Passage provided:

F 52. If G is a simple connected graph, then f(G) ≥ CEIL[(1/2)*[dd(G) + 1 + (n mod D(G))] ] definitions

Mar 05, 2004. Mar 06, 2004, DeLaVina: progressive-join(complete(9), complete(9)) is a counterexample. f = 4, n = 18, D = 17, dd = 9.

F 53. If G is a simple connected graph, then f(G) ≥ 2*CEIL[mode_min(G) /deg_avg(G)] definitions

Mar 05, 2004. DeLaVina, Mar. 23, 2004; see the counterexample (drawn with Waller's GraphDraw program)

F 54. If G is a simple connected graph, then f(G) ≥ CEIL[dist_avg(V) +(1/2)*minimum of dist_even(v)] definitions

Mar 05, 2004. DeLaVina, Mar. 23, 2004; Take two copies of complete(9) and enumerate the vertices of each 0, 1, 2, ... , 8. Join vertices 3, 4, and 5 of one copy to vertices 3, 4, and 5 of the other copy; and join vertices 6, 7, and 8 of one copy to vertices 6, 7, and 8 of the other copy. Forest number is 4, average distance is slightly less than 1.5, but every vertex has 7 of vertices at even distance.

Data section:
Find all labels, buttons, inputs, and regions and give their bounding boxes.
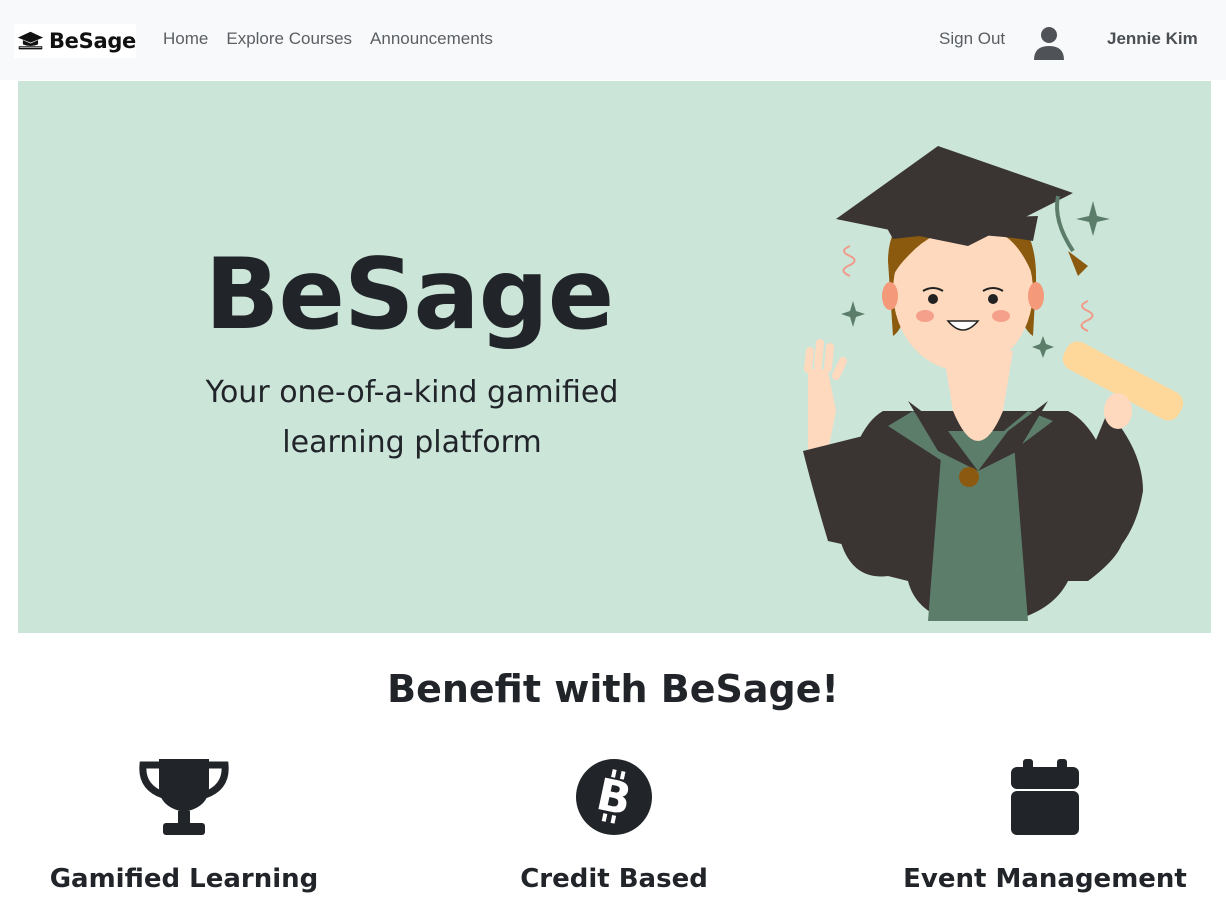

Given request:
In the passage on graph conjectures, what values of f, n, D, and dd are given for the counterexample to F 52?

Solution:
f = 4, n = 18, D = 17, and dd = 9.